What to do
Only the number is wanted: how many lines contain the string "companies"?
################
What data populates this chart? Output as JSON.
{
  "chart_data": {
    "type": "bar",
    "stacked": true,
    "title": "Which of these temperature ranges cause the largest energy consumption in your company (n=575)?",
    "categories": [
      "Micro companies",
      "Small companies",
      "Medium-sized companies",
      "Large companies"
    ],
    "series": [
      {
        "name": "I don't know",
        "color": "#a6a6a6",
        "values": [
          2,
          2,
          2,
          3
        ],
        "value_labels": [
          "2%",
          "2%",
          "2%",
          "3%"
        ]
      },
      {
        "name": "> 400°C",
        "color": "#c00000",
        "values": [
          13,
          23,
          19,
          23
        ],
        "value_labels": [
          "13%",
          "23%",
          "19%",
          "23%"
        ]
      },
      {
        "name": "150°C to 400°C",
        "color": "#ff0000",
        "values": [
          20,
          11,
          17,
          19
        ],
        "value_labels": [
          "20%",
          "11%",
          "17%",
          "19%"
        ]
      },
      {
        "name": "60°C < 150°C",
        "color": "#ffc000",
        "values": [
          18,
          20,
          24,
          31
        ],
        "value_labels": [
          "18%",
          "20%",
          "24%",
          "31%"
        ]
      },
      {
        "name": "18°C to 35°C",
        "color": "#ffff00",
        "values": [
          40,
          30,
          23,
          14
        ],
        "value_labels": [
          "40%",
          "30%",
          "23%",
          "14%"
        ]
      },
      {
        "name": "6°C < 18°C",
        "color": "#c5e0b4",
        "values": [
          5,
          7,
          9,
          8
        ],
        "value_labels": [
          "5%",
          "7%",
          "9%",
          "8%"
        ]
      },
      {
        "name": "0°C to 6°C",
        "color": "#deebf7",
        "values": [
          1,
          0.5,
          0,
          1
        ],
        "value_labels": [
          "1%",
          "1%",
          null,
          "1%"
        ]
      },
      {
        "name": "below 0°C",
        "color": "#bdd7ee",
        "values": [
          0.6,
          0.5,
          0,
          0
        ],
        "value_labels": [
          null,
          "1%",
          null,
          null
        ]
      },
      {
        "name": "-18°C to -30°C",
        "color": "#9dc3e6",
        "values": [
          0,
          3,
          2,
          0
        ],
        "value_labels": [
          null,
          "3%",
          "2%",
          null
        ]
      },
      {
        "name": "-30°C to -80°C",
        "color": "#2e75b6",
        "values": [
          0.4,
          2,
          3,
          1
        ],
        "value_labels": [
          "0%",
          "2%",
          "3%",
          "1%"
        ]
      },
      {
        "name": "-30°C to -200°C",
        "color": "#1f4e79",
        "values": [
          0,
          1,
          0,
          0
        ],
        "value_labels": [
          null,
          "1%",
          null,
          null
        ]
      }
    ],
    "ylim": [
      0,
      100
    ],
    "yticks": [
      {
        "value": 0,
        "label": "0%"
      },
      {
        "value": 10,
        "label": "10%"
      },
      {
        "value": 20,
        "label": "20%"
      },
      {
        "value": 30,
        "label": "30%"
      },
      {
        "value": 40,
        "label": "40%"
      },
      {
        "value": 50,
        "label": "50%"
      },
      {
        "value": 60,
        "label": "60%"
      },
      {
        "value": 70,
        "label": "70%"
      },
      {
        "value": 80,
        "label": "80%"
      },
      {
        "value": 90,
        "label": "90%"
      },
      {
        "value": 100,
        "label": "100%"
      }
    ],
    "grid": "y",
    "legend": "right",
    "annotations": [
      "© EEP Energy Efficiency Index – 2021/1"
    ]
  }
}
################
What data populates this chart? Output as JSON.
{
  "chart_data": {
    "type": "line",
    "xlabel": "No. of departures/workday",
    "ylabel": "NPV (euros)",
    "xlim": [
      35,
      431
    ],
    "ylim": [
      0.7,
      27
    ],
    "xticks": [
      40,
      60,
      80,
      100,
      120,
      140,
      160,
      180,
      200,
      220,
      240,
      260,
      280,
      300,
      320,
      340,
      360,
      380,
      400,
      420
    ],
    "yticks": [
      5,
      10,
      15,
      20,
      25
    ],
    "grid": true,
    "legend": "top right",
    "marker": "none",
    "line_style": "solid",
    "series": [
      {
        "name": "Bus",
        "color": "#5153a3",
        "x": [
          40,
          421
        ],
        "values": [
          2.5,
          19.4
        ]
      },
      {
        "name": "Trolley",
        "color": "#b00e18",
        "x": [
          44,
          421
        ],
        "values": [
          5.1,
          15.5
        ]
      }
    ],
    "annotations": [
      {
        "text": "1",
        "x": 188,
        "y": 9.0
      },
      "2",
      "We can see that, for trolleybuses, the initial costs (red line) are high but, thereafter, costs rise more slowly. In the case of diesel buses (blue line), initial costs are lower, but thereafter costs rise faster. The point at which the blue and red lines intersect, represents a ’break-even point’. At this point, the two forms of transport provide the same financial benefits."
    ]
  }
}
################
Solved exercise
4